■ **Data extract**
════

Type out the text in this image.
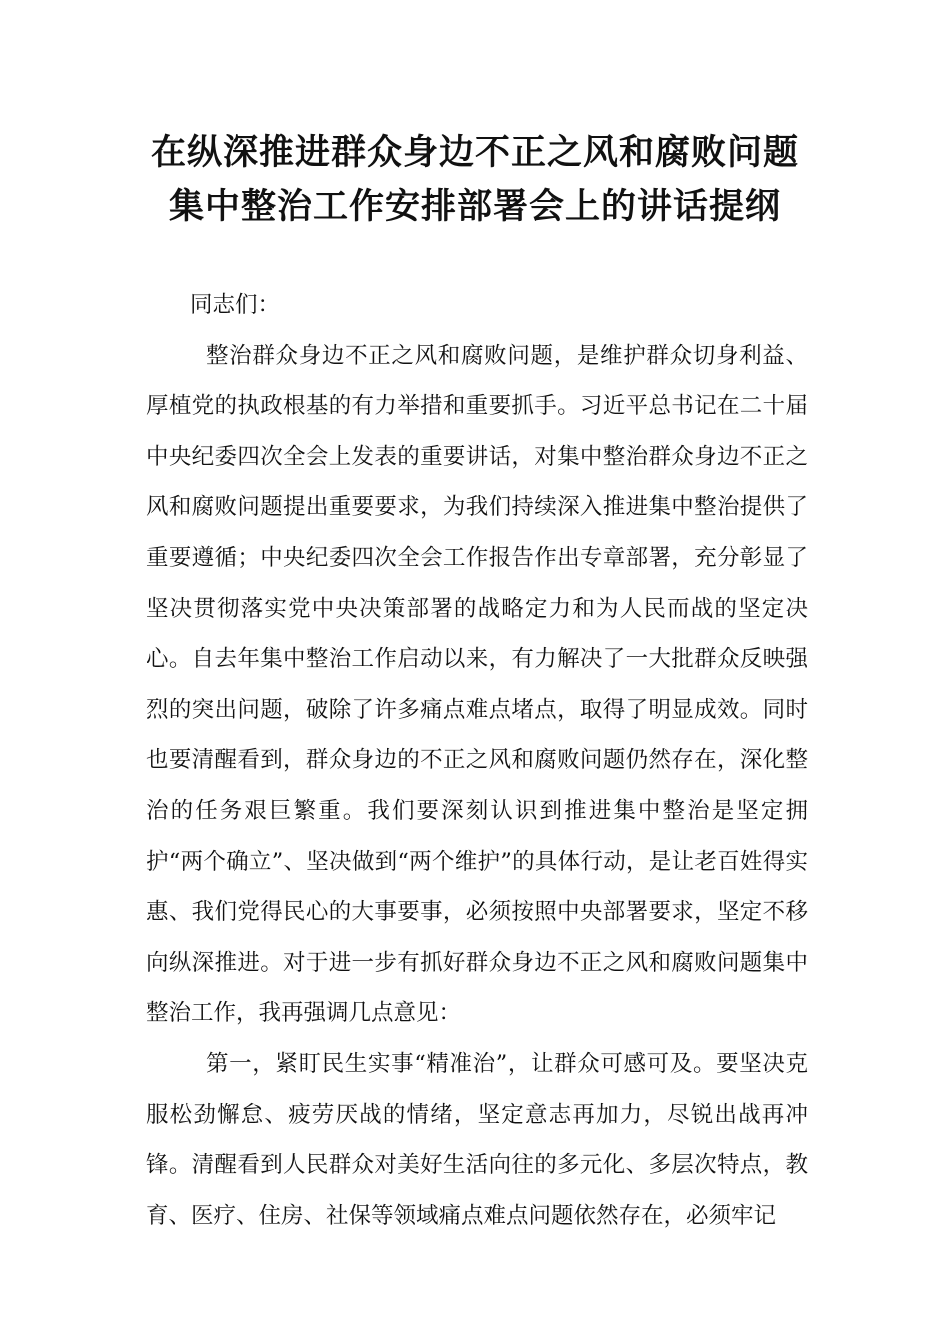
在纵深推进群众身边不正之风和腐败问题
集中整治工作安排部署会上的讲话提纲

同志们：

整治群众身边不正之风和腐败问题，是维护群众切身利益、厚植党的执政根基的有力举措和重要抓手。习近平总书记在二十届中央纪委四次全会上发表的重要讲话，对集中整治群众身边不正之风和腐败问题提出重要要求，为我们持续深入推进集中整治提供了重要遵循；中央纪委四次全会工作报告作出专章部署，充分彰显了坚决贯彻落实党中央决策部署的战略定力和为人民而战的坚定决心。自去年集中整治工作启动以来，有力解决了一大批群众反映强烈的突出问题，破除了许多痛点难点堵点，取得了明显成效。同时也要清醒看到，群众身边的不正之风和腐败问题仍然存在，深化整治的任务艰巨繁重。我们要深刻认识到推进集中整治是坚定拥护“两个确立”、坚决做到“两个维护”的具体行动，是让老百姓得实惠、我们党得民心的大事要事，必须按照中央部署要求，坚定不移向纵深推进。对于进一步有抓好群众身边不正之风和腐败问题集中整治工作，我再强调几点意见：

第一，紧盯民生实事“精准治”，让群众可感可及。要坚决克服松劲懈怠、疲劳厌战的情绪，坚定意志再加力，尽锐出战再冲锋。清醒看到人民群众对美好生活向往的多元化、多层次特点，教育、医疗、住房、社保等领域痛点难点问题依然存在，必须牢记
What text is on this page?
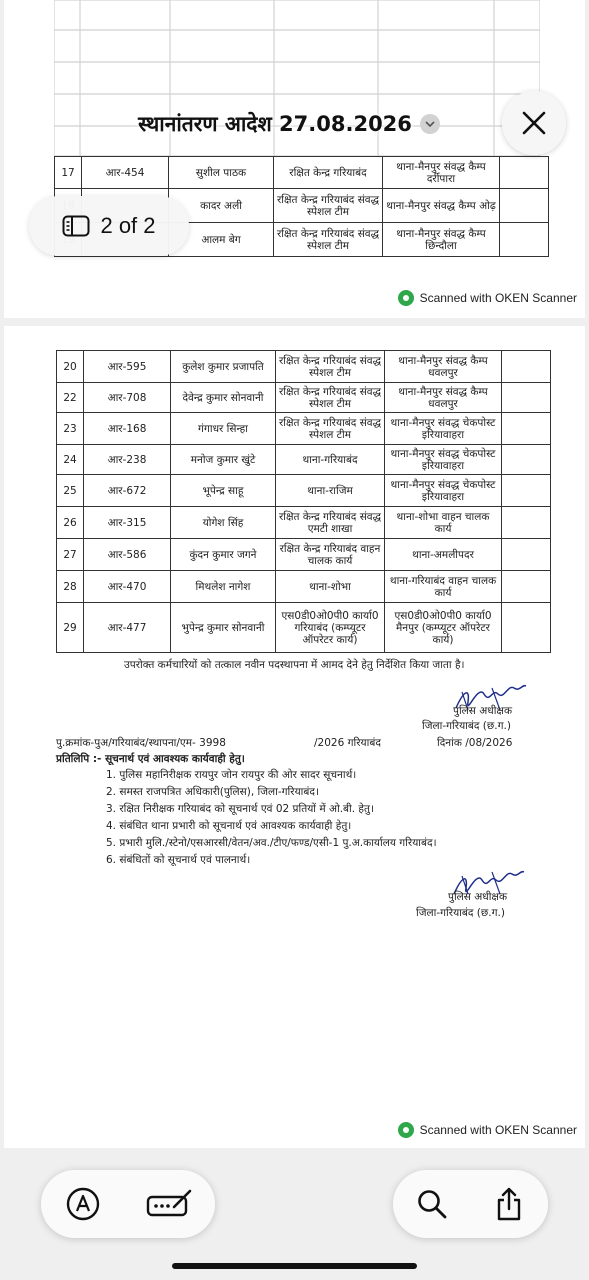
17	आर-454	सुशील पाठक	रक्षित केन्द्र गरियाबंद	थाना-मैनपुर संवद्ध कैम्प दर्रीपारा	
		कादर अली	रक्षित केन्द्र गरियाबंद संवद्ध स्पेशल टीम	थाना-मैनपुर संवद्ध कैम्प ओढ़	
		आलम बेग	रक्षित केन्द्र गरियाबंद संवद्ध स्पेशल टीम	थाना-मैनपुर संवद्ध कैम्प छिन्दौला	
Scanned with OKEN Scanner
20	आर-595	कुलेश कुमार प्रजापति	रक्षित केन्द्र गरियाबंद संवद्ध स्पेशल टीम	थाना-मैनपुर संवद्ध कैम्प धवलपुर	
22	आर-708	देवेन्द्र कुमार सोनवानी	रक्षित केन्द्र गरियाबंद संवद्ध स्पेशल टीम	थाना-मैनपुर संवद्ध कैम्प धवलपुर	
23	आर-168	गंगाधर सिन्हा	रक्षित केन्द्र गरियाबंद संवद्ध स्पेशल टीम	थाना-मैनपुर संवद्ध चेकपोस्ट इरियावाहरा	
24	आर-238	मनोज कुमार खुंटे	थाना-गरियाबंद	थाना-मैनपुर संवद्ध चेकपोस्ट इरियावाहरा	
25	आर-672	भूपेन्द्र साहू	थाना-राजिम	थाना-मैनपुर संवद्ध चेकपोस्ट इरियावाहरा	
26	आर-315	योगेश सिंह	रक्षित केन्द्र गरियाबंद संवद्ध एमटी शाखा	थाना-शोभा वाहन चालक कार्य	
27	आर-586	कुंदन कुमार जगने	रक्षित केन्द्र गरियाबंद वाहन चालक कार्य	थाना-अमलीपदर	
28	आर-470	मिथलेश नागेश	थाना-शोभा	थाना-गरियाबंद वाहन चालक कार्य	
29	आर-477	भुपेन्द्र कुमार सोनवानी	एस0डी0ओ0पी0 कार्या0 गरियाबंद (कम्प्यूटर ऑपरेटर कार्य)	एस0डी0ओ0पी0 कार्या0 मैनपुर (कम्प्यूटर ऑपरेटर कार्य)	
उपरोक्त कर्मचारियों को तत्काल नवीन पदस्थापना में आमद देने हेतु निर्देशित किया जाता है।
पुलिस अधीक्षक
जिला-गरियाबंद (छ.ग.)
पु.क्रमांक-पुअ/गरियाबंद/स्थापना/एम- 3998	/2026 गरियाबंद	दिनांक /08/2026
प्रतिलिपि :- सूचनार्थ एवं आवश्यक कार्यवाही हेतु।
1. पुलिस महानिरीक्षक रायपुर जोन रायपुर की ओर सादर सूचनार्थ।
2. समस्त राजपत्रित अधिकारी(पुलिस), जिला-गरियाबंद।
3. रक्षित निरीक्षक गरियाबंद को सूचनार्थ एवं 02 प्रतियों में ओ.बी. हेतु।
4. संबंधित थाना प्रभारी को सूचनार्थ एवं आवश्यक कार्यवाही हेतु।
5. प्रभारी मुलि./स्टेनो/एसआरसी/वेतन/अव./टीए/फण्ड/एसी-1 पु.अ.कार्यालय गरियाबंद।
6. संबंधितों को सूचनार्थ एवं पालनार्थ।
पुलिस अधीक्षक
जिला-गरियाबंद (छ.ग.)
Scanned with OKEN Scanner
स्थानांतरण आदेश 27.08.2026
2 of 2
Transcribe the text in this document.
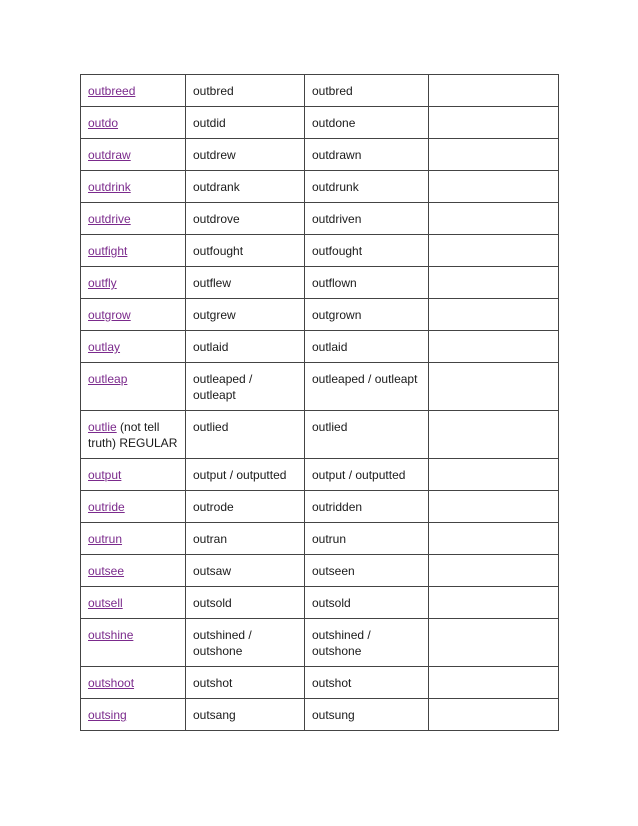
outbreed	outbred	outbred	
outdo	outdid	outdone	
outdraw	outdrew	outdrawn	
outdrink	outdrank	outdrunk	
outdrive	outdrove	outdriven	
outfight	outfought	outfought	
outfly	outflew	outflown	
outgrow	outgrew	outgrown	
outlay	outlaid	outlaid	
outleap	outleaped / outleapt	outleaped / outleapt	
outlie (not tell truth) REGULAR	outlied	outlied	
output	output / outputted	output / outputted	
outride	outrode	outridden	
outrun	outran	outrun	
outsee	outsaw	outseen	
outsell	outsold	outsold	
outshine	outshined / outshone	outshined / outshone	
outshoot	outshot	outshot	
outsing	outsang	outsung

════

■ **Instruction**
Pull out every line of the records above that contains the word "धवलप".

■ **The completed task**
20	आर-595	कुलेश कुमार प्रजापति	रक्षित केन्द्र गरियाबंद संवद्ध स्पेशल टीम	थाना-मैनपुर संवद्ध कैम्प धवलपुर	
22	आर-708	देवेन्द्र कुमार सोनवानी	रक्षित केन्द्र गरियाबंद संवद्ध स्पेशल टीम	थाना-मैनपुर संवद्ध कैम्प धवलपुर	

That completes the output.